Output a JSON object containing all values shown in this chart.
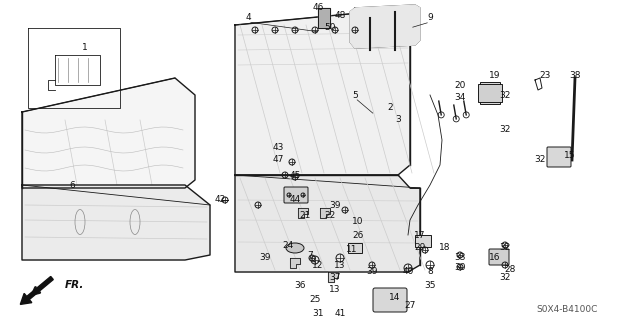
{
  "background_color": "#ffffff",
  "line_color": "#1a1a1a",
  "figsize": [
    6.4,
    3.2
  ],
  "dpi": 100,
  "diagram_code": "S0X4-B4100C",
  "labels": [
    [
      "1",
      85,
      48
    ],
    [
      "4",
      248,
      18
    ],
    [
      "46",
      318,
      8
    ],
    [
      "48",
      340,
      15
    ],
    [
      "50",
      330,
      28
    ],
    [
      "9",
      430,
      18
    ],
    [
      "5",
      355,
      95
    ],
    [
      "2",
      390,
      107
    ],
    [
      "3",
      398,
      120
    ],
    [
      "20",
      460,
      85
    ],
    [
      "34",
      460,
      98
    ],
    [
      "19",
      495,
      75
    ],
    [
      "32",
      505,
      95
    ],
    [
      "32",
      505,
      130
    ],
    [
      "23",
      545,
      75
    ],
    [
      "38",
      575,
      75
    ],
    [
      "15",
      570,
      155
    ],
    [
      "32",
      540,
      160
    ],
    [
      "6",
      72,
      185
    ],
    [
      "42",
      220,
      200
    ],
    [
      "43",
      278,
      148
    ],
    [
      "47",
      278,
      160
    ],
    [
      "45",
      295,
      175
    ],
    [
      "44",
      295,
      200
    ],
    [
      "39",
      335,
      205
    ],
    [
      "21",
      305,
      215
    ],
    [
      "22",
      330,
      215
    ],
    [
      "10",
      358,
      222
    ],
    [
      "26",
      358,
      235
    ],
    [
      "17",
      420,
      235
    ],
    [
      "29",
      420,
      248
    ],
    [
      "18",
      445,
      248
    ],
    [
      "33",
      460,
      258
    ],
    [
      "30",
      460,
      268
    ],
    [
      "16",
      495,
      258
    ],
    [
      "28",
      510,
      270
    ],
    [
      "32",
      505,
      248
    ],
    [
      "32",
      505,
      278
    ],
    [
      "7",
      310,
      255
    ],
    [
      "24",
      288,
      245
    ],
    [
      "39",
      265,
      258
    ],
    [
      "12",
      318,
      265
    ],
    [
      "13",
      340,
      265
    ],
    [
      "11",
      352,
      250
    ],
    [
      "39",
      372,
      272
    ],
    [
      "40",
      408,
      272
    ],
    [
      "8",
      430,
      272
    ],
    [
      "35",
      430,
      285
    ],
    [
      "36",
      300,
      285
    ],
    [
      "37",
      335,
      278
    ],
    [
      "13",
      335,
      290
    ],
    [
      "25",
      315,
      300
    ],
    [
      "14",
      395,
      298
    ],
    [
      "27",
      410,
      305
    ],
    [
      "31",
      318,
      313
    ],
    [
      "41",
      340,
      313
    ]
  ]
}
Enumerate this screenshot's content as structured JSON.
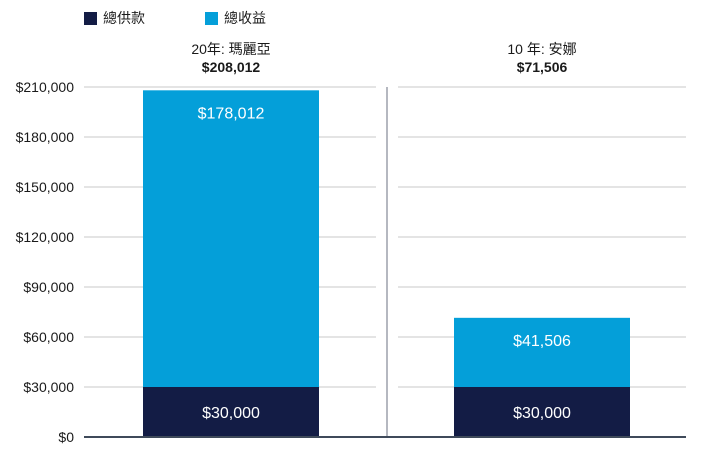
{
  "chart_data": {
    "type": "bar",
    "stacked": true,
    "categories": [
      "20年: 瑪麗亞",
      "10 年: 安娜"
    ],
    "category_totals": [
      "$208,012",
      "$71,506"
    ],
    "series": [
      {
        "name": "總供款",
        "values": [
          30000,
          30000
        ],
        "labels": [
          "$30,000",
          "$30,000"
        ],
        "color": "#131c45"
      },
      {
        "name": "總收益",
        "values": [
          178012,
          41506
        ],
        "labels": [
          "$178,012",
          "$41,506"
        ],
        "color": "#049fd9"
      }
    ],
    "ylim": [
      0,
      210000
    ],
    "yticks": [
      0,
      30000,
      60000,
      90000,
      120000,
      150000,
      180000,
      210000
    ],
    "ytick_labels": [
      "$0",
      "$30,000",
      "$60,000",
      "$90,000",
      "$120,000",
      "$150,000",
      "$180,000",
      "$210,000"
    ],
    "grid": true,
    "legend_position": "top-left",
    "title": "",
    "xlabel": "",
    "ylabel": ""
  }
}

+ + + + +

Stated exercise:
Only the number is required: the count of lines containing the word "this".

Solved exercise:
2